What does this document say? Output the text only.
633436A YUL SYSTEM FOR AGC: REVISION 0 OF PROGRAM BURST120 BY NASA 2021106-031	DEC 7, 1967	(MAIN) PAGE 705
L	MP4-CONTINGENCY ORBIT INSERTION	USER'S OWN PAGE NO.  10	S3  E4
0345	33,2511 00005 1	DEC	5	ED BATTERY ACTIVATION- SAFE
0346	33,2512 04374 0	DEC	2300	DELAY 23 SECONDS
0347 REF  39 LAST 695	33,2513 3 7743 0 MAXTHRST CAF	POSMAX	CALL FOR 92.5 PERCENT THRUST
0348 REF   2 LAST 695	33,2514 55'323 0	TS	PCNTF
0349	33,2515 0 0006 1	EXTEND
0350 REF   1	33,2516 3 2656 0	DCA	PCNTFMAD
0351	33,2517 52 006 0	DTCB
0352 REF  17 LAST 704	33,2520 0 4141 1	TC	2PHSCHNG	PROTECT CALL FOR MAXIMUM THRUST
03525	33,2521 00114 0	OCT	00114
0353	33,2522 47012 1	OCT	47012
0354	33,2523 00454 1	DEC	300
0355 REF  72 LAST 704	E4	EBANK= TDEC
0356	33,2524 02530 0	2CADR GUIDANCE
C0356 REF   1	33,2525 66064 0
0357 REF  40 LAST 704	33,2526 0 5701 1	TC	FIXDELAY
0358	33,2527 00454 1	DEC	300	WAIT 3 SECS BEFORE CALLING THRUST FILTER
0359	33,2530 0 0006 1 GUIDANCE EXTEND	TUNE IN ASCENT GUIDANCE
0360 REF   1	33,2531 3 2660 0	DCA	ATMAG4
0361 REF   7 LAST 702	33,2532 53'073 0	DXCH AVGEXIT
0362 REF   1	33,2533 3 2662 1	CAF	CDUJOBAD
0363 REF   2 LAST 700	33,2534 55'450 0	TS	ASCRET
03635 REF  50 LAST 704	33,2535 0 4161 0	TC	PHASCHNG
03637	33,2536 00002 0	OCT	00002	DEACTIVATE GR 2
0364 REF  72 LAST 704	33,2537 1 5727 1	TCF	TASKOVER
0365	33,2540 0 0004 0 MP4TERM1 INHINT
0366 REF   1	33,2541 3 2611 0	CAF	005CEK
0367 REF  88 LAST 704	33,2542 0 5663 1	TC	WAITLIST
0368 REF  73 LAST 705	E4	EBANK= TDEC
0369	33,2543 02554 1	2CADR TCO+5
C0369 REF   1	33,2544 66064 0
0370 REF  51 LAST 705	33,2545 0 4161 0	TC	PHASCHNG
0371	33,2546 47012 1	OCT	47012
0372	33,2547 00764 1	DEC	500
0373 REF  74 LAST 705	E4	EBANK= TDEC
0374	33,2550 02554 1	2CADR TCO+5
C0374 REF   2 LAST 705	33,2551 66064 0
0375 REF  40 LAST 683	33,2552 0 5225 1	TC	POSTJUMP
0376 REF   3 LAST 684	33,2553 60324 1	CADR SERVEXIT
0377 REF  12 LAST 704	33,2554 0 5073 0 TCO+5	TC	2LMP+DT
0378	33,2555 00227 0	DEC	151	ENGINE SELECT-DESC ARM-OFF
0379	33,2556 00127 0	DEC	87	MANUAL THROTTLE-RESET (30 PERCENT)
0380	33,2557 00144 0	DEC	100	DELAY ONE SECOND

◇ ◇ ◇ ◇ ◇

From the records above, copy every line that holds the word "THRUST".

0347 REF  39 LAST 695	33,2513 3 7743 0 MAXTHRST CAF	POSMAX	CALL FOR 92.5 PERCENT THRUST
0352 REF  17 LAST 704	33,2520 0 4141 1	TC	2PHSCHNG	PROTECT CALL FOR MAXIMUM THRUST
0358	33,2527 00454 1	DEC	300	WAIT 3 SECS BEFORE CALLING THRUST FILTER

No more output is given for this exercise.